#### Requirement:
Return a copy of each line that holds the string "визуального".

#### Material for this task:
* Begin *

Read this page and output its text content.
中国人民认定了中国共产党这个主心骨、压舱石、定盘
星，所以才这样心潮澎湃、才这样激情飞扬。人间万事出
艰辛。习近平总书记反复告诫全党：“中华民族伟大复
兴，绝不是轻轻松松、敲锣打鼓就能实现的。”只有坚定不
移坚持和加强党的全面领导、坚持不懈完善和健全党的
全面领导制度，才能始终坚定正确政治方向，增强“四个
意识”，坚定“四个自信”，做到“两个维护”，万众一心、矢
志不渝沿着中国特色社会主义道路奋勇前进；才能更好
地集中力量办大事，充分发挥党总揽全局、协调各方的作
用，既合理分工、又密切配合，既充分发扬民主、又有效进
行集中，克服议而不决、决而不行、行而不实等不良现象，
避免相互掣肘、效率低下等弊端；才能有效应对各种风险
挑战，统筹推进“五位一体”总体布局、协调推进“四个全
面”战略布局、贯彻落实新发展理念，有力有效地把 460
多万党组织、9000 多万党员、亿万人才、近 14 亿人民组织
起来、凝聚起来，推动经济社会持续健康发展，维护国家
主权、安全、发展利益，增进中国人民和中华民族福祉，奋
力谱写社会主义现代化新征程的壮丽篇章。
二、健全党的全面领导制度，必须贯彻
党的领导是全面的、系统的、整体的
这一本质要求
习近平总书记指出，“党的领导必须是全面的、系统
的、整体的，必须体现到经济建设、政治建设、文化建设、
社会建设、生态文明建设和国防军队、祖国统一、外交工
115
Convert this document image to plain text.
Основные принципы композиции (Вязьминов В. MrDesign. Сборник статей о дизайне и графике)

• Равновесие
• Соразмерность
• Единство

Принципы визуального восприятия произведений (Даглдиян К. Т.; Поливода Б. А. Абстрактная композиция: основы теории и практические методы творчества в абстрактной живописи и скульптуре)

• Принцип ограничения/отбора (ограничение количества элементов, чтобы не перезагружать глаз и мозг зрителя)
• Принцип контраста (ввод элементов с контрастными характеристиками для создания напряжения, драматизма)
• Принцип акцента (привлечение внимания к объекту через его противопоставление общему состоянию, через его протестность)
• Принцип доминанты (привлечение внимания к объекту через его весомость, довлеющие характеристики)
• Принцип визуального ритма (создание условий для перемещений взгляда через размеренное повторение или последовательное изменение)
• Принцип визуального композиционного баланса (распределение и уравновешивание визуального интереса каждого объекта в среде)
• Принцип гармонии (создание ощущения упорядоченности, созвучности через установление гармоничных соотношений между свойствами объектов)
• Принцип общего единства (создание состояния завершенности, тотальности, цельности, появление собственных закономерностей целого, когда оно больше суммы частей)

* End *

#### Solution to this problem:
Принципы визуального восприятия произведений (Даглдиян К. Т.; Поливода Б. А. Абстрактная композиция: основы теории и практические методы творчества в абстрактной живописи и скульптуре)
• Принцип визуального ритма (создание условий для перемещений взгляда через размеренное повторение или последовательное изменение)
• Принцип визуального композиционного баланса (распределение и уравновешивание визуального интереса каждого объекта в среде)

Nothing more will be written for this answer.